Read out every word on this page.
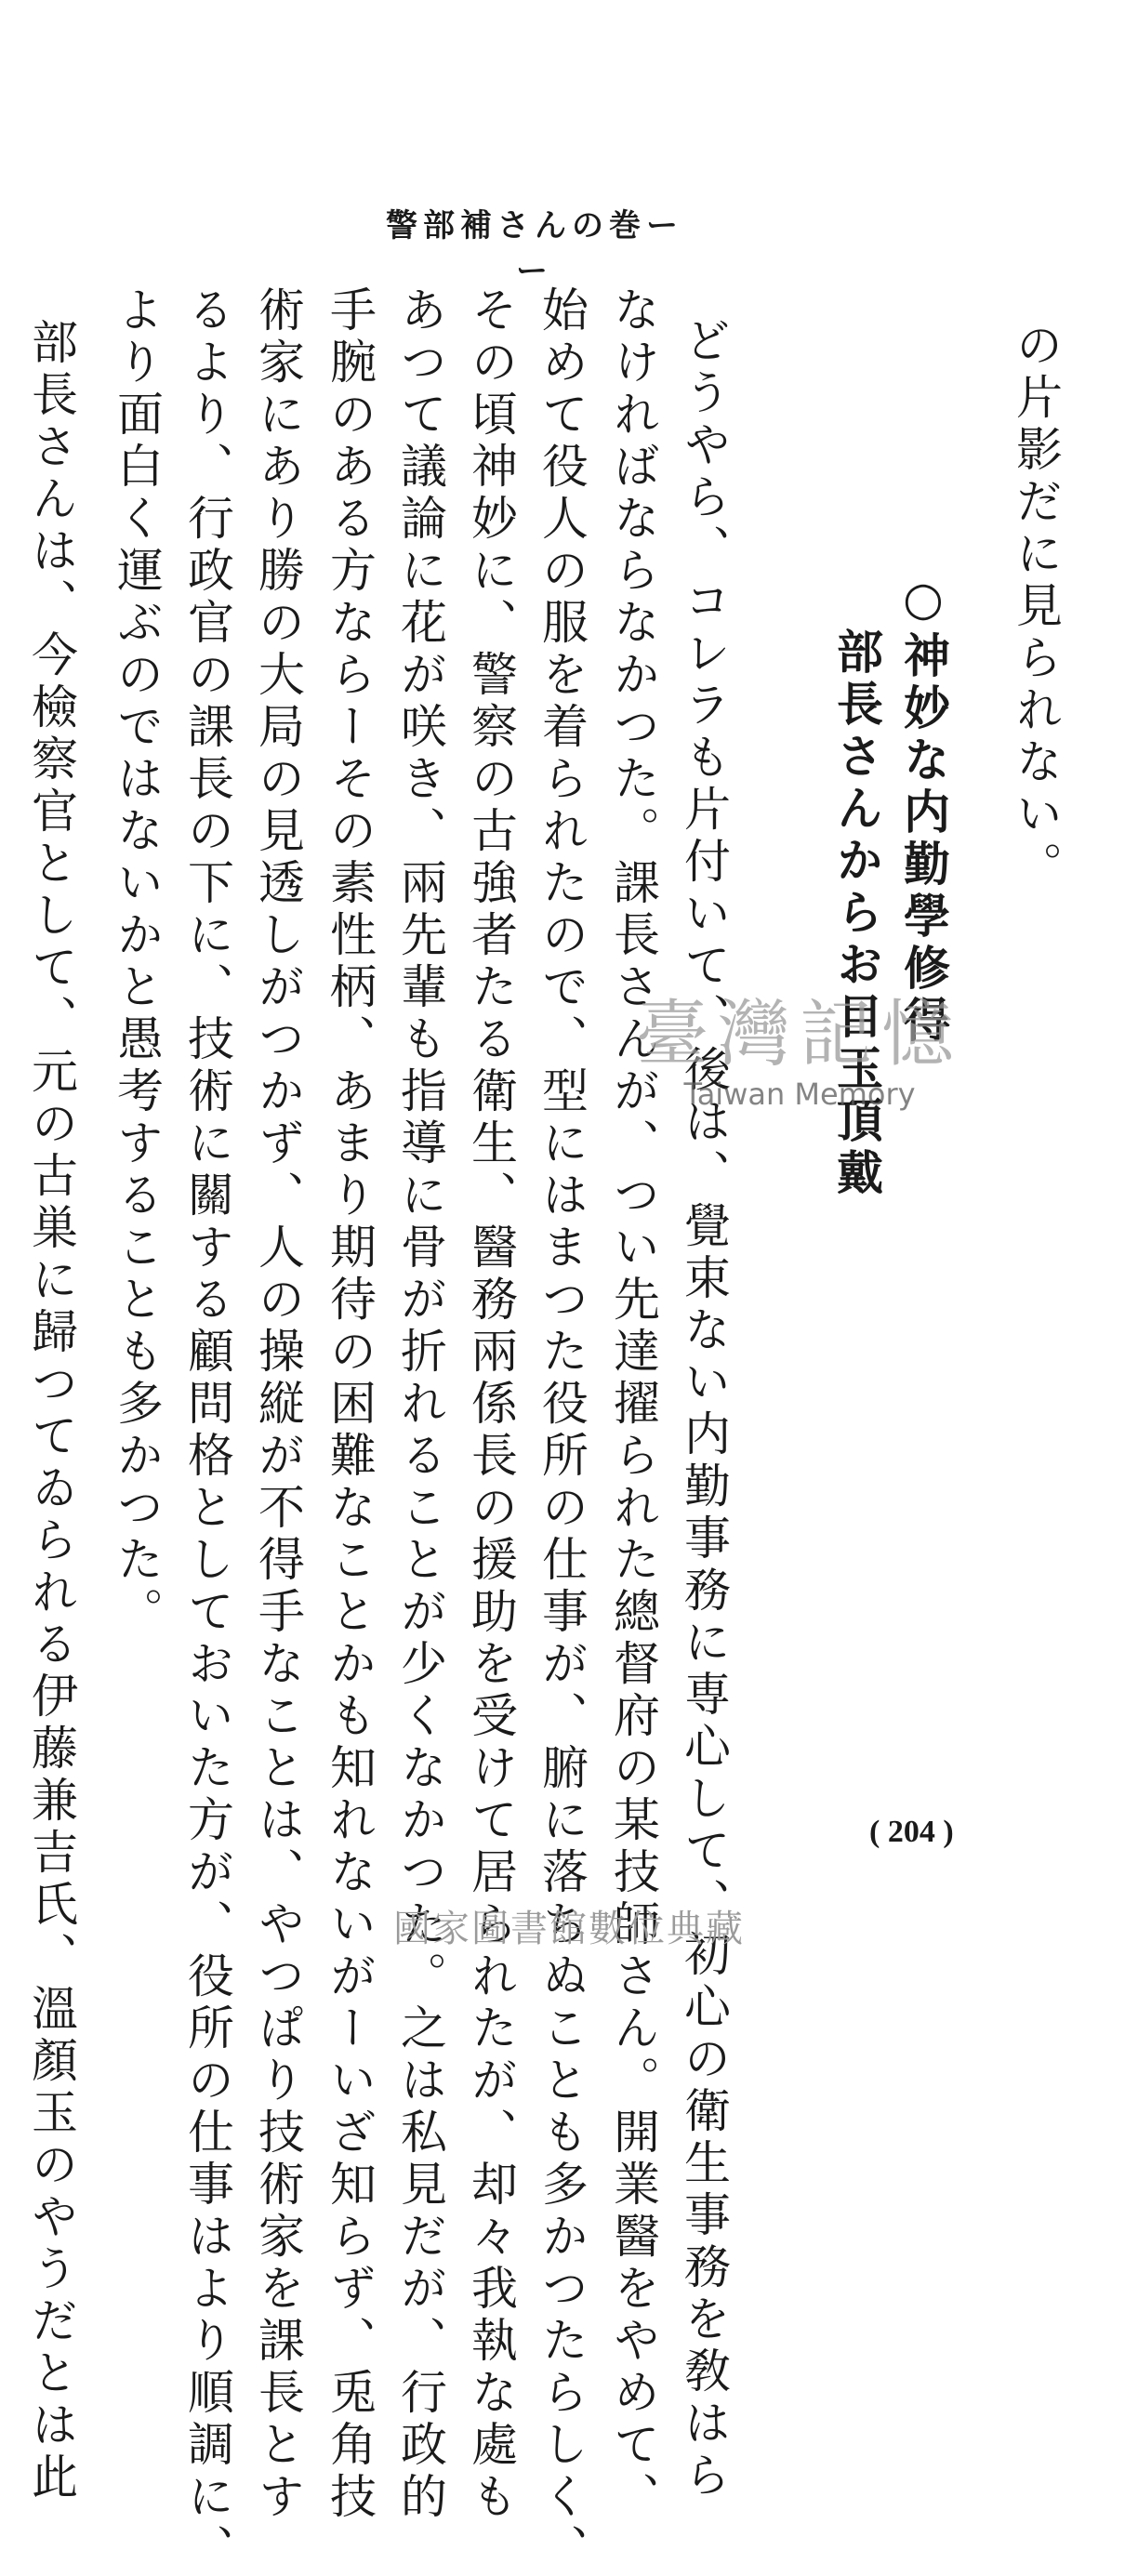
ー巻のんさ補部警ー
の片影だに見られない。
○神妙な内勤學修得
部長さんからお目玉頂戴
どうやら、コレラも片付いて、後は、覺束ない内勤事務に専心して、初心の衛生事務を敎はら
なければならなかつた。課長さんが、つい先達擢られた總督府の某技師さん。開業醫をやめて、
始めて役人の服を着られたので、型にはまつた役所の仕事が、腑に落ちぬことも多かつたらしく、
その頃神妙に、警察の古強者たる衛生、醫務兩係長の援助を受けて居られたが、却々我執な處も
あつて議論に花が咲き、兩先輩も指導に骨が折れることが少くなかつた。之は私見だが、行政的
手腕のある方ならーその素性柄、あまり期待の困難なことかも知れないがーいざ知らず、兎角技
術家にあり勝の大局の見透しがつかず、人の操縦が不得手なことは、やつぱり技術家を課長とす
るより、行政官の課長の下に、技術に關する顧問格としておいた方が、役所の仕事はより順調に、
より面白く運ぶのではないかと愚考することも多かつた。
部長さんは、今檢察官として、元の古巣に歸つてゐられる伊藤兼吉氏、溫顏玉のやうだとは此	臺灣記憶
Taiwan Memory
( 204 )
國家圖書館數位典藏
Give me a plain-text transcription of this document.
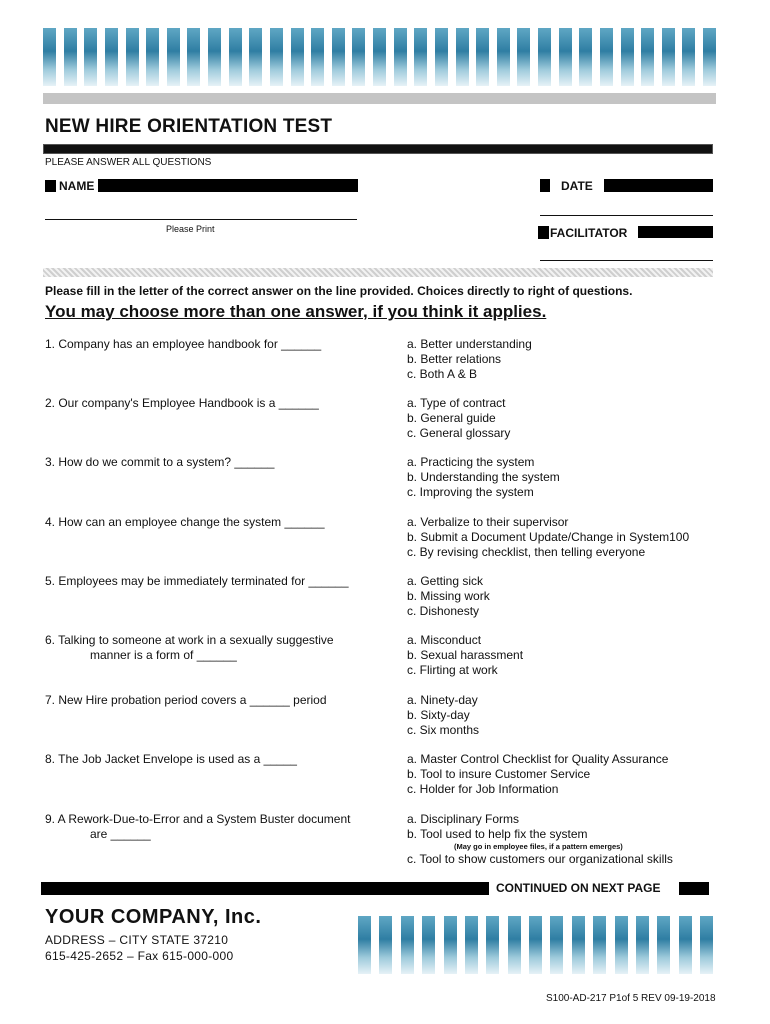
NEW HIRE ORIENTATION TEST
PLEASE ANSWER ALL QUESTIONS
NAME
Please Print
DATE
FACILITATOR
Please fill in the letter of the correct answer on the line provided. Choices directly to right of questions.
You may choose more than one answer, if you think it applies.
1. Company has an employee handbook for ______	a. Better understanding
b. Better relations
c. Both A & B
2. Our company's Employee Handbook is a ______	a. Type of contract
b. General guide
c. General glossary
3. How do we commit to a system? ______	a. Practicing the system
b. Understanding the system
c. Improving the system
4. How can an employee change the system ______	a. Verbalize to their supervisor
b. Submit a Document Update/Change in System100
c. By revising checklist, then telling everyone
5. Employees may be immediately terminated for ______	a. Getting sick
b. Missing work
c. Dishonesty
6. Talking to someone at work in a sexually suggestive
manner is a form of ______
a. Misconduct
b. Sexual harassment
c. Flirting at work
7. New Hire probation period covers a ______ period	a. Ninety-day
b. Sixty-day
c. Six months
8. The Job Jacket Envelope is used as a _____	a. Master Control Checklist for Quality Assurance
b. Tool to insure Customer Service
c. Holder for Job Information
9. A Rework-Due-to-Error and a System Buster document
are ______
a. Disciplinary Forms
b. Tool used to help fix the system
(May go in employee files, if a pattern emerges)
c. Tool to show customers our organizational skills
CONTINUED ON NEXT PAGE
YOUR COMPANY, Inc.
ADDRESS – CITY STATE 37210
615-425-2652 – Fax 615-000-000
S100-AD-217 P1of 5 REV 09-19-2018
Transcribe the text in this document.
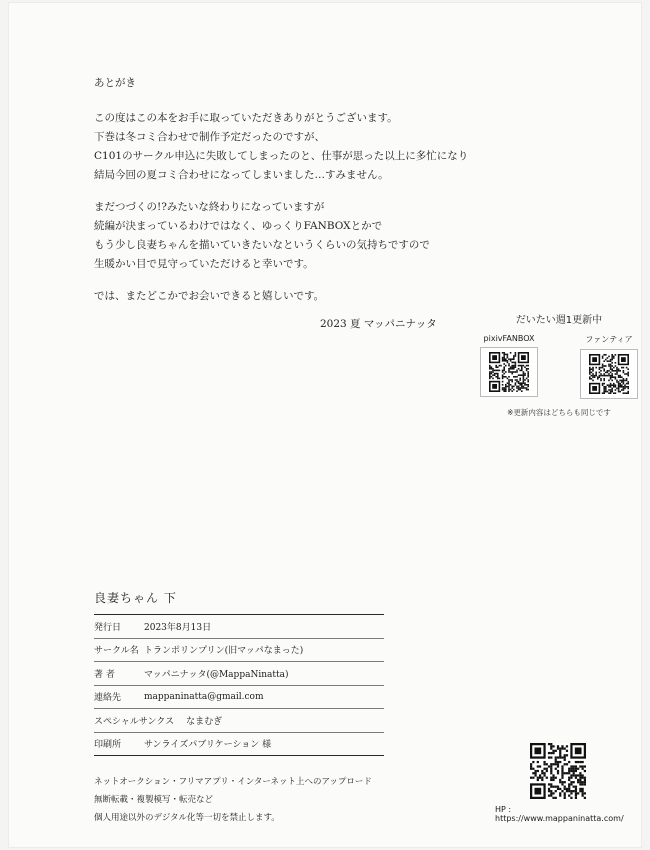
あとがき

この度はこの本をお手に取っていただきありがとうございます。
下巻は冬コミ合わせで制作予定だったのですが、
C101のサークル申込に失敗してしまったのと、仕事が思った以上に多忙になり
結局今回の夏コミ合わせになってしまいました…すみません。

まだつづくの!?みたいな終わりになっていますが
続編が決まっているわけではなく、ゆっくりFANBOXとかで
もう少し良妻ちゃんを描いていきたいなというくらいの気持ちですので
生暖かい目で見守っていただけると幸いです。

では、またどこかでお会いできると嬉しいです。

2023 夏 マッパニナッタ	だいたい週1更新中
pixivFANBOX	ファンティア
※更新内容はどちらも同じです
良妻ちゃん 下
発行日	2023年8月13日
サークル名 トランポリンプリン(旧マッパなまった)
著 者	マッパニナッタ(@MappaNinatta)
連絡先	mappaninatta@gmail.com
スペシャルサンクス なまむぎ
印刷所	サンライズパブリケーション 様
ネットオークション・フリマアプリ・インターネット上へのアップロード
無断転載・複製模写・転売など
個人用途以外のデジタル化等一切を禁止します。
HP : https://www.mappaninatta.com/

▶ REQUIREMENT
Find all lines where the word "this" appears. Copy them.

▶ REPLY TO THE TASK
Read out every word on this page.
Give me a plain-text transcription of this document.
Transcribe the text in this document.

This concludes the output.